TASK REQUIREMENTS:
Your task is to repeat all of the material exactly.

##### DATASET ENTRIES

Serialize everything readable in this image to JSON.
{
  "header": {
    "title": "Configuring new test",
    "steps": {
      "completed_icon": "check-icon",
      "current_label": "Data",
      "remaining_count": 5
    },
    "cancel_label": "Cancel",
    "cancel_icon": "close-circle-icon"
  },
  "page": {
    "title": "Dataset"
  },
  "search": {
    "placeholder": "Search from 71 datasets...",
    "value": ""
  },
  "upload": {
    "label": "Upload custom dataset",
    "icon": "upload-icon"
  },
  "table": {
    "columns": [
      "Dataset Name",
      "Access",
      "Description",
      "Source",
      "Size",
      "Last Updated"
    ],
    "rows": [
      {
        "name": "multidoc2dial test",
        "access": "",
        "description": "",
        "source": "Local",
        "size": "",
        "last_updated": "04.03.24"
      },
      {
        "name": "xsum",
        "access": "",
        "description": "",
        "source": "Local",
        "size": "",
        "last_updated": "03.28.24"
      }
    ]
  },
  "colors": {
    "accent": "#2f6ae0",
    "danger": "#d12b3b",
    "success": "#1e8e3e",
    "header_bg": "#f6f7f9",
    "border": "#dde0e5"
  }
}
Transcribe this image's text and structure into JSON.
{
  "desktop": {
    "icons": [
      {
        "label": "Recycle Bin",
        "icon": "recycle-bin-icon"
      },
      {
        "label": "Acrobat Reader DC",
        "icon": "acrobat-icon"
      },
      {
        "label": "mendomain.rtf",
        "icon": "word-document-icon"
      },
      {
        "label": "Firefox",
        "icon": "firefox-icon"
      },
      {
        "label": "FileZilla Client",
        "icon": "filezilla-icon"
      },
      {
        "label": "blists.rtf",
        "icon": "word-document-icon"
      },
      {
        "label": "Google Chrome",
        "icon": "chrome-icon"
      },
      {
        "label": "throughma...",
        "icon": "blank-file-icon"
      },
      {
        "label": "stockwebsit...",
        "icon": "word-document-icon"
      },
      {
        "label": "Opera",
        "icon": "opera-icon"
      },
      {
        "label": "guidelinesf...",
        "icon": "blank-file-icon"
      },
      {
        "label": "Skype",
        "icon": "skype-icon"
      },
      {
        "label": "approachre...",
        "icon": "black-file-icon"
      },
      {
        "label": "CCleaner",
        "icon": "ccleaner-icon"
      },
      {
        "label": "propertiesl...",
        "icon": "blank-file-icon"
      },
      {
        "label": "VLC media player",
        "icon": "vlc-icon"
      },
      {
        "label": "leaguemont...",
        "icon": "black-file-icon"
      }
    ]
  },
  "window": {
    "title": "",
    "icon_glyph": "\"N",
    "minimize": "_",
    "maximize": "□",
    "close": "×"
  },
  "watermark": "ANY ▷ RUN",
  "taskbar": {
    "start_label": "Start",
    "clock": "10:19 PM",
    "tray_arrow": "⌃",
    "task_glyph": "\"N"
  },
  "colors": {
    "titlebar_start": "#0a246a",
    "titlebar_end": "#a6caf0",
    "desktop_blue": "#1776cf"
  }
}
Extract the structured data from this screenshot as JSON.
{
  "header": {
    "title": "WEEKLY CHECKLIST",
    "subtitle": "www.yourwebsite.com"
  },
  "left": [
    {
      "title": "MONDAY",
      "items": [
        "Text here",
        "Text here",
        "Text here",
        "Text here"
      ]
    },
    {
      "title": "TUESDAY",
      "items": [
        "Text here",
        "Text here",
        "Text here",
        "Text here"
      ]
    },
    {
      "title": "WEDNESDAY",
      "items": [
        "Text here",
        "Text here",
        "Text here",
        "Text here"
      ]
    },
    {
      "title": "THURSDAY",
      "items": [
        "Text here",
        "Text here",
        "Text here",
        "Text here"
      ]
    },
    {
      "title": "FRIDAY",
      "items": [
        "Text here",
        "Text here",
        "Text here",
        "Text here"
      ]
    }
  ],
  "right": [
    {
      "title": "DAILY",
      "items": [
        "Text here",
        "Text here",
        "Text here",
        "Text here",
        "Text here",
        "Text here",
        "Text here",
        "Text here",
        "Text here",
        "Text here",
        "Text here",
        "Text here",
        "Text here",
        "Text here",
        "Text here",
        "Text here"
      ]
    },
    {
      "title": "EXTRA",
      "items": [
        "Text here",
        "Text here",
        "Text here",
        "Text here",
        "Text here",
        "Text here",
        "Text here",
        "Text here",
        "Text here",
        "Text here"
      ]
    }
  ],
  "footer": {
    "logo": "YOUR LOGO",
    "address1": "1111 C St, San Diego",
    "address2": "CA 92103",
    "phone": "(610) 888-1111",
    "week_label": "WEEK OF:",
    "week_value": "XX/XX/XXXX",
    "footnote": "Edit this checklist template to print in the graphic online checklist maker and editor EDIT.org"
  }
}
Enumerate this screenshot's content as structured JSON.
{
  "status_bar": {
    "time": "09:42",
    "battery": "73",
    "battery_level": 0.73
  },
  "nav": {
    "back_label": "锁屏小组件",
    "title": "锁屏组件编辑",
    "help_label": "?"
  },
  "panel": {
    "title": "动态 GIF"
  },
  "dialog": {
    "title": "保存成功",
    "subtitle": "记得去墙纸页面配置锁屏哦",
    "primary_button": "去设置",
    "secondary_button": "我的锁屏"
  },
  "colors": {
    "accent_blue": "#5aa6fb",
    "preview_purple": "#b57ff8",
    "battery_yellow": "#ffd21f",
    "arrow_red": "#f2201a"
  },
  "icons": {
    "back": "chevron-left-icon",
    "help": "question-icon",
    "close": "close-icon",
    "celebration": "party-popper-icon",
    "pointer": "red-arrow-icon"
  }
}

##########

THE ANSWER:
Serialize everything readable in this image to JSON.
{
  "header": {
    "title": "Configuring new test",
    "steps": {
      "completed_icon": "check-icon",
      "current_label": "Data",
      "remaining_count": 5
    },
    "cancel_label": "Cancel",
    "cancel_icon": "close-circle-icon"
  },
  "page": {
    "title": "Dataset"
  },
  "search": {
    "placeholder": "Search from 71 datasets...",
    "value": ""
  },
  "upload": {
    "label": "Upload custom dataset",
    "icon": "upload-icon"
  },
  "table": {
    "columns": [
      "Dataset Name",
      "Access",
      "Description",
      "Source",
      "Size",
      "Last Updated"
    ],
    "rows": [
      {
        "name": "multidoc2dial test",
        "access": "",
        "description": "",
        "source": "Local",
        "size": "",
        "last_updated": "04.03.24"
      },
      {
        "name": "xsum",
        "access": "",
        "description": "",
        "source": "Local",
        "size": "",
        "last_updated": "03.28.24"
      }
    ]
  },
  "colors": {
    "accent": "#2f6ae0",
    "danger": "#d12b3b",
    "success": "#1e8e3e",
    "header_bg": "#f6f7f9",
    "border": "#dde0e5"
  }
}
Transcribe this image's text and structure into JSON.
{
  "desktop": {
    "icons": [
      {
        "label": "Recycle Bin",
        "icon": "recycle-bin-icon"
      },
      {
        "label": "Acrobat Reader DC",
        "icon": "acrobat-icon"
      },
      {
        "label": "mendomain.rtf",
        "icon": "word-document-icon"
      },
      {
        "label": "Firefox",
        "icon": "firefox-icon"
      },
      {
        "label": "FileZilla Client",
        "icon": "filezilla-icon"
      },
      {
        "label": "blists.rtf",
        "icon": "word-document-icon"
      },
      {
        "label": "Google Chrome",
        "icon": "chrome-icon"
      },
      {
        "label": "throughma...",
        "icon": "blank-file-icon"
      },
      {
        "label": "stockwebsit...",
        "icon": "word-document-icon"
      },
      {
        "label": "Opera",
        "icon": "opera-icon"
      },
      {
        "label": "guidelinesf...",
        "icon": "blank-file-icon"
      },
      {
        "label": "Skype",
        "icon": "skype-icon"
      },
      {
        "label": "approachre...",
        "icon": "black-file-icon"
      },
      {
        "label": "CCleaner",
        "icon": "ccleaner-icon"
      },
      {
        "label": "propertiesl...",
        "icon": "blank-file-icon"
      },
      {
        "label": "VLC media player",
        "icon": "vlc-icon"
      },
      {
        "label": "leaguemont...",
        "icon": "black-file-icon"
      }
    ]
  },
  "window": {
    "title": "",
    "icon_glyph": "\"N",
    "minimize": "_",
    "maximize": "□",
    "close": "×"
  },
  "watermark": "ANY ▷ RUN",
  "taskbar": {
    "start_label": "Start",
    "clock": "10:19 PM",
    "tray_arrow": "⌃",
    "task_glyph": "\"N"
  },
  "colors": {
    "titlebar_start": "#0a246a",
    "titlebar_end": "#a6caf0",
    "desktop_blue": "#1776cf"
  }
}
Extract the structured data from this screenshot as JSON.
{
  "header": {
    "title": "WEEKLY CHECKLIST",
    "subtitle": "www.yourwebsite.com"
  },
  "left": [
    {
      "title": "MONDAY",
      "items": [
        "Text here",
        "Text here",
        "Text here",
        "Text here"
      ]
    },
    {
      "title": "TUESDAY",
      "items": [
        "Text here",
        "Text here",
        "Text here",
        "Text here"
      ]
    },
    {
      "title": "WEDNESDAY",
      "items": [
        "Text here",
        "Text here",
        "Text here",
        "Text here"
      ]
    },
    {
      "title": "THURSDAY",
      "items": [
        "Text here",
        "Text here",
        "Text here",
        "Text here"
      ]
    },
    {
      "title": "FRIDAY",
      "items": [
        "Text here",
        "Text here",
        "Text here",
        "Text here"
      ]
    }
  ],
  "right": [
    {
      "title": "DAILY",
      "items": [
        "Text here",
        "Text here",
        "Text here",
        "Text here",
        "Text here",
        "Text here",
        "Text here",
        "Text here",
        "Text here",
        "Text here",
        "Text here",
        "Text here",
        "Text here",
        "Text here",
        "Text here",
        "Text here"
      ]
    },
    {
      "title": "EXTRA",
      "items": [
        "Text here",
        "Text here",
        "Text here",
        "Text here",
        "Text here",
        "Text here",
        "Text here",
        "Text here",
        "Text here",
        "Text here"
      ]
    }
  ],
  "footer": {
    "logo": "YOUR LOGO",
    "address1": "1111 C St, San Diego",
    "address2": "CA 92103",
    "phone": "(610) 888-1111",
    "week_label": "WEEK OF:",
    "week_value": "XX/XX/XXXX",
    "footnote": "Edit this checklist template to print in the graphic online checklist maker and editor EDIT.org"
  }
}
Enumerate this screenshot's content as structured JSON.
{
  "status_bar": {
    "time": "09:42",
    "battery": "73",
    "battery_level": 0.73
  },
  "nav": {
    "back_label": "锁屏小组件",
    "title": "锁屏组件编辑",
    "help_label": "?"
  },
  "panel": {
    "title": "动态 GIF"
  },
  "dialog": {
    "title": "保存成功",
    "subtitle": "记得去墙纸页面配置锁屏哦",
    "primary_button": "去设置",
    "secondary_button": "我的锁屏"
  },
  "colors": {
    "accent_blue": "#5aa6fb",
    "preview_purple": "#b57ff8",
    "battery_yellow": "#ffd21f",
    "arrow_red": "#f2201a"
  },
  "icons": {
    "back": "chevron-left-icon",
    "help": "question-icon",
    "close": "close-icon",
    "celebration": "party-popper-icon",
    "pointer": "red-arrow-icon"
  }
}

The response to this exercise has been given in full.